■ **Given entries**

============================================================

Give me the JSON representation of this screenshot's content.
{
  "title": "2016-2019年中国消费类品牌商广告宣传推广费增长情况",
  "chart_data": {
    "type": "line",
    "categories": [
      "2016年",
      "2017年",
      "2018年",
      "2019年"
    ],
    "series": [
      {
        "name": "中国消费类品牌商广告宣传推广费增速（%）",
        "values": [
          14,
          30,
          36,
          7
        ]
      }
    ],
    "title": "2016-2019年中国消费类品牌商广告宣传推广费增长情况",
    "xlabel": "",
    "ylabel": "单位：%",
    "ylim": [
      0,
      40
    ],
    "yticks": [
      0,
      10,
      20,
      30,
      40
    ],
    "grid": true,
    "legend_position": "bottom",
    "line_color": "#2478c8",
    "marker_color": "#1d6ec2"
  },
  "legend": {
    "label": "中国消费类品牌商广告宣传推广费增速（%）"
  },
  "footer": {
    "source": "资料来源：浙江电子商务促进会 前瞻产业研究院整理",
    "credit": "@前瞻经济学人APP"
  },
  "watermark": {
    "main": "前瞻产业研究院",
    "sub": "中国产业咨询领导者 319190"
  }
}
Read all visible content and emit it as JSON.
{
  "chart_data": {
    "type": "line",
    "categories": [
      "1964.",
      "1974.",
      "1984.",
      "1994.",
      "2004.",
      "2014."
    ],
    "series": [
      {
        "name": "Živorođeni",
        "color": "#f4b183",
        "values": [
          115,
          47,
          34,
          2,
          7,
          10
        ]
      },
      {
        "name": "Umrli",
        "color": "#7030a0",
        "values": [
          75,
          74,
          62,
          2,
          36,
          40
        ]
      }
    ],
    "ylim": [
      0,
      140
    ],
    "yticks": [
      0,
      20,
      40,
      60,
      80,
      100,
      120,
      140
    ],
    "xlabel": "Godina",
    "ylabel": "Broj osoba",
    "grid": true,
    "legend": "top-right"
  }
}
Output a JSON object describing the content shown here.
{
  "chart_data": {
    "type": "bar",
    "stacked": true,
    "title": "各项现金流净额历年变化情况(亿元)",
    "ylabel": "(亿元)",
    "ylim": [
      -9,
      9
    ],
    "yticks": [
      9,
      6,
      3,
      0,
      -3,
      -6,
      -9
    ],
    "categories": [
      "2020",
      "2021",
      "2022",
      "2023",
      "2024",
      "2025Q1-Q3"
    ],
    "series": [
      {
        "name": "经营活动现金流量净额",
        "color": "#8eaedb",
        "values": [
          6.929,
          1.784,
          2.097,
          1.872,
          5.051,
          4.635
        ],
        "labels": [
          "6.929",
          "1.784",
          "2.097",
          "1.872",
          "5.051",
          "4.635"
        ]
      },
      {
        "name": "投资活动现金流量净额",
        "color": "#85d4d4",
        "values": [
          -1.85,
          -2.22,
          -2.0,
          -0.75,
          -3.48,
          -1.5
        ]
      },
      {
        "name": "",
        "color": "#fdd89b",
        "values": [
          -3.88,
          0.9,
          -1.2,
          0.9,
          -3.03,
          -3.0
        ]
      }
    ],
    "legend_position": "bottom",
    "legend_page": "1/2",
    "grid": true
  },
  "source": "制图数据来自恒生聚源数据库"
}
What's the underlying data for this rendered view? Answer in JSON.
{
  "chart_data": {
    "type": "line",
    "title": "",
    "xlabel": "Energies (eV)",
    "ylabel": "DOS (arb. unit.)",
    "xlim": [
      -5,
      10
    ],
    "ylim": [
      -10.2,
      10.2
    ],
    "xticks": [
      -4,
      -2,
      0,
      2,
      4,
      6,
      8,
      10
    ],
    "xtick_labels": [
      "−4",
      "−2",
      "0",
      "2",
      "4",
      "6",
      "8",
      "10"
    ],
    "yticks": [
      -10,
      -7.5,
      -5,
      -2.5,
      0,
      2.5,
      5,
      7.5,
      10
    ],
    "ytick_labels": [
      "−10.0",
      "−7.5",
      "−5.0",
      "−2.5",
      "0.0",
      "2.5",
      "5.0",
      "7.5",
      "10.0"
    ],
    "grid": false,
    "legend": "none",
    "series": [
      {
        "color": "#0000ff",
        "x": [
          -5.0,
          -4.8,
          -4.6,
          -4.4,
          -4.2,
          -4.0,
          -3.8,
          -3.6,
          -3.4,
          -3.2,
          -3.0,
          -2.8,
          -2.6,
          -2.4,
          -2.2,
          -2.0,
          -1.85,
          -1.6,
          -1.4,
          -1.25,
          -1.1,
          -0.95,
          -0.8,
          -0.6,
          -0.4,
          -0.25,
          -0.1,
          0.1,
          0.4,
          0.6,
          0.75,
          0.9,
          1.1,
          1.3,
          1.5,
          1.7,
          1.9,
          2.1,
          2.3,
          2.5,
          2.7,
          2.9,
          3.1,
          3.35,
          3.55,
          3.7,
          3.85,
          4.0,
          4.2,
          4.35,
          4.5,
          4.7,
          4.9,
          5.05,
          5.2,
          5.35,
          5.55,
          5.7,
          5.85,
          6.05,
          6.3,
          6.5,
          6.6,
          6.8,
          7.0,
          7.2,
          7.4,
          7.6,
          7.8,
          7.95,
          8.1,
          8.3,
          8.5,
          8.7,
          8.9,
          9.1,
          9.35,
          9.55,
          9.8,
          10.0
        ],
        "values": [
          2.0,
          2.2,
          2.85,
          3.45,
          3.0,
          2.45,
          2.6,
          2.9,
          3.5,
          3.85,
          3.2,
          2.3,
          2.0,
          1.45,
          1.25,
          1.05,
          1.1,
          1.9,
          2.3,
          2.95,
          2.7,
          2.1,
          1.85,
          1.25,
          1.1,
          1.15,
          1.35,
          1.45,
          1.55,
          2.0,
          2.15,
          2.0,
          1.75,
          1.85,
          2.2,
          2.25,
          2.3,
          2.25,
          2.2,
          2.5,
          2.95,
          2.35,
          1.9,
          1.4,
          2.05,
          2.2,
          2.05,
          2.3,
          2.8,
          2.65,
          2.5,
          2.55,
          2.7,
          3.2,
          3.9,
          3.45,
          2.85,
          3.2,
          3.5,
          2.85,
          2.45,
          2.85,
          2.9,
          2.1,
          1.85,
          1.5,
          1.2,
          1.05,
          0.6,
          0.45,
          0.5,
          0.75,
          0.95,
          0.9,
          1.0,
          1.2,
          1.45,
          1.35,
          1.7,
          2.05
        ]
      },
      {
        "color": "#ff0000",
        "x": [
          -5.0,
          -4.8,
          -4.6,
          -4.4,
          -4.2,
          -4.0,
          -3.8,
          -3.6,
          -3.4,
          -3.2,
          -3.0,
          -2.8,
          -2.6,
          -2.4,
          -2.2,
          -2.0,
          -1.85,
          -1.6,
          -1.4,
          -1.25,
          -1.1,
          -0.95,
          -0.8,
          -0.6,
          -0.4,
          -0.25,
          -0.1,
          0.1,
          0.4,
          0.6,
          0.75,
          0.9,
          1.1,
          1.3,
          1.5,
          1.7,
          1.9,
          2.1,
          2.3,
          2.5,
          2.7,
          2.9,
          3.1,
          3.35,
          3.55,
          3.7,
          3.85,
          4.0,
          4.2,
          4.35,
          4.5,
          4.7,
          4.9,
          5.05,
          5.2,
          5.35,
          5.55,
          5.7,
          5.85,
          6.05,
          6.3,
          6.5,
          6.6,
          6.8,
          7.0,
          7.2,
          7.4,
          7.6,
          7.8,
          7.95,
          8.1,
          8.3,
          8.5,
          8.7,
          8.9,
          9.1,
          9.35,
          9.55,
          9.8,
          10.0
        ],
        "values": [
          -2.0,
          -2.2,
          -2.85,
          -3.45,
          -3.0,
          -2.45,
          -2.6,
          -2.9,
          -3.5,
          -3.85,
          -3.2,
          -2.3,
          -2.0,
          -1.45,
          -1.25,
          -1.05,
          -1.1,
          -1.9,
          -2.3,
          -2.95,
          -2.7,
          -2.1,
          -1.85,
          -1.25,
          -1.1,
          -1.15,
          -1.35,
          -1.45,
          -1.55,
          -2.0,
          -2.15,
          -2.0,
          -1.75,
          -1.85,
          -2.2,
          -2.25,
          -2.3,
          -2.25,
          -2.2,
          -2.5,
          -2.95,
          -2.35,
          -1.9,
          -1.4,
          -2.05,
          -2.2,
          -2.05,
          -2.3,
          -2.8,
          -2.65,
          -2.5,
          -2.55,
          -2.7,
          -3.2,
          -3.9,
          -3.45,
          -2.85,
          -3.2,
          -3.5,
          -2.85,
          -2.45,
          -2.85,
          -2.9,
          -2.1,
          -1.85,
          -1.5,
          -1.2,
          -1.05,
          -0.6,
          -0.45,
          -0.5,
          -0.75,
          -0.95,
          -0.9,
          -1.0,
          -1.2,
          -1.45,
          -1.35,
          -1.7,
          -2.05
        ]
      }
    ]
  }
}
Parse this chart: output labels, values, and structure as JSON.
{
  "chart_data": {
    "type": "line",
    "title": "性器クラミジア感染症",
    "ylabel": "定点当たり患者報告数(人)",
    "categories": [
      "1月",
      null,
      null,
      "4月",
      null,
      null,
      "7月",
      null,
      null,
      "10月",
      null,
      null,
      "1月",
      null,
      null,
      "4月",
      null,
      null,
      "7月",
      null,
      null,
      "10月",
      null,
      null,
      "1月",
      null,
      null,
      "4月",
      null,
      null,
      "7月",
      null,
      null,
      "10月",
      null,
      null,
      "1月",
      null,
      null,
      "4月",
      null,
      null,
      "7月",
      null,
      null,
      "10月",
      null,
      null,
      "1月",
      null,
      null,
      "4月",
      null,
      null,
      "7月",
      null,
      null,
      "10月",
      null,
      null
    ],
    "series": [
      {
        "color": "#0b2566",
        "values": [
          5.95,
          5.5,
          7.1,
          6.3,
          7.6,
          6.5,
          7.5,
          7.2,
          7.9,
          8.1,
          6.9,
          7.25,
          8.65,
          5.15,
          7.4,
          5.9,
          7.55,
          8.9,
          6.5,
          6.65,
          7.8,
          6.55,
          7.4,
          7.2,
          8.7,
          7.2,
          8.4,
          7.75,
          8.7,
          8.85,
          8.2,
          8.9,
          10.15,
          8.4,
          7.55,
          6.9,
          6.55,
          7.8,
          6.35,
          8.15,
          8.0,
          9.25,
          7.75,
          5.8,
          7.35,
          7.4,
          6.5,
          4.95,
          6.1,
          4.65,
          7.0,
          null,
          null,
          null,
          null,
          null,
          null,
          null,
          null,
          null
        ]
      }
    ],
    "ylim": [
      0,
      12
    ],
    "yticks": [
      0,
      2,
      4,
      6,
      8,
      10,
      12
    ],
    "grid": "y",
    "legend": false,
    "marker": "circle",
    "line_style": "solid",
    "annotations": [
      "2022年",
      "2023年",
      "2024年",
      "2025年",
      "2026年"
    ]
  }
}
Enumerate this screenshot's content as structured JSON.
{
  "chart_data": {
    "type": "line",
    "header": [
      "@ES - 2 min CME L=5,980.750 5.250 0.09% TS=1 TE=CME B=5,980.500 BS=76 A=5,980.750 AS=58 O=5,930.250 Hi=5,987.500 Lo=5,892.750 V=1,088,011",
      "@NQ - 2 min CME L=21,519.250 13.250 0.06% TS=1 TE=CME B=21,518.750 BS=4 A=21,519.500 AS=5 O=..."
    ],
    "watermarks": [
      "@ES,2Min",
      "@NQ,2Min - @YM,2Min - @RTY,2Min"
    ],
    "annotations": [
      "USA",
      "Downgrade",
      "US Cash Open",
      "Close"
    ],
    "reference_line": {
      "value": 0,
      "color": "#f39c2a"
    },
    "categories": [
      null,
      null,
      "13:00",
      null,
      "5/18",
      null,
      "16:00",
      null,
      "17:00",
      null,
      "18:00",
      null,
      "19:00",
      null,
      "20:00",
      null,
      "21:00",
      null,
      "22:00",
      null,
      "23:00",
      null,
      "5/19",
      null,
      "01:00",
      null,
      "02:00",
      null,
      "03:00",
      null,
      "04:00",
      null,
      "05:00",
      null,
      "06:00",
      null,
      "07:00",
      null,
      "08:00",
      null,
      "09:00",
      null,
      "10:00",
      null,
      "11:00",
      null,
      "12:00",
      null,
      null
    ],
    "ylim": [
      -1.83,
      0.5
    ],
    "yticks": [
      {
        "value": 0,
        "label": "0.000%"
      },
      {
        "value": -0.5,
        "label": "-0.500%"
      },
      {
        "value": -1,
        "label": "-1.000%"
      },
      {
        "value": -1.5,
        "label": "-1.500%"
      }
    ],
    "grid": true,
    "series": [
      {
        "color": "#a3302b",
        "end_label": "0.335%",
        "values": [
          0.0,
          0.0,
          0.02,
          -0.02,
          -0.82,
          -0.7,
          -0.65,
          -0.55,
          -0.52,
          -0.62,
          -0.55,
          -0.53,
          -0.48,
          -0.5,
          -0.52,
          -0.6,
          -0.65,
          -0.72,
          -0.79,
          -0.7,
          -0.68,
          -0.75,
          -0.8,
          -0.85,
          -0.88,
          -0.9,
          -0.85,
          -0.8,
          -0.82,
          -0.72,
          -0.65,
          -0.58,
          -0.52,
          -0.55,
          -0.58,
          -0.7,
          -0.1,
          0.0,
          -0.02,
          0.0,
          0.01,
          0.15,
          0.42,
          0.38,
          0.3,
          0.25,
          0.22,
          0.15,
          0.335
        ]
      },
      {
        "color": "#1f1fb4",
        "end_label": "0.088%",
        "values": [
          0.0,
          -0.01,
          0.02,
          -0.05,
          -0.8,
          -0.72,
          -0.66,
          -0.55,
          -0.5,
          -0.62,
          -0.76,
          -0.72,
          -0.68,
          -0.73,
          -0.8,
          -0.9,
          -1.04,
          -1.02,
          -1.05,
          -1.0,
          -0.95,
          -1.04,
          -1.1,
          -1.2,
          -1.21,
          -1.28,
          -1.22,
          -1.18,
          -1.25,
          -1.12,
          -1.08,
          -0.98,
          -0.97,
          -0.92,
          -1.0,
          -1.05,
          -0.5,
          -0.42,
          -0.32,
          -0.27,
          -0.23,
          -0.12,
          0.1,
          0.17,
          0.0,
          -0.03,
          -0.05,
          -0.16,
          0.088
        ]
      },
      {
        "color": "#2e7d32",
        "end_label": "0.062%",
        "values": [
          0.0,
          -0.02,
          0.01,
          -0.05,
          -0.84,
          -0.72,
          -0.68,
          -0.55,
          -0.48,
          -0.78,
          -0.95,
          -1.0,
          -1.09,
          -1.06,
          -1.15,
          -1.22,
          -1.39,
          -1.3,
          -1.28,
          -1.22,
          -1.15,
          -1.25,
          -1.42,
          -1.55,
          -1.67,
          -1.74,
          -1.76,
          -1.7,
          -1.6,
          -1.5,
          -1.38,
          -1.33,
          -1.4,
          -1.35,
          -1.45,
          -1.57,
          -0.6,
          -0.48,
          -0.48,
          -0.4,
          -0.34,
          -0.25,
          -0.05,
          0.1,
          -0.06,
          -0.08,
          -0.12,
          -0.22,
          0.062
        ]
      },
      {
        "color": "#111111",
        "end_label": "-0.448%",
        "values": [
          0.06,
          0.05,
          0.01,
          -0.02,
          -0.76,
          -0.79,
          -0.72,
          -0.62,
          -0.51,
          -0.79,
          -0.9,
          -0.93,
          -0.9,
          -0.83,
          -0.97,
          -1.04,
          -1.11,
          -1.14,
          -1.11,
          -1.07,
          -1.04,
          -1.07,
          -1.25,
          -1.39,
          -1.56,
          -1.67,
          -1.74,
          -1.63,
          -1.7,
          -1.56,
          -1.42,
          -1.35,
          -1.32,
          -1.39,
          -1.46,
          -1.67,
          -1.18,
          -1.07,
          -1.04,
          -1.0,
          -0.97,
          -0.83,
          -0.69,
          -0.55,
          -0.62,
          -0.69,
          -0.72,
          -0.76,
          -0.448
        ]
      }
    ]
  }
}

============================================================

■ **Task description**
Your answer should be a single number: the count of lines containing the word "content".

■ **Completed exercise**
4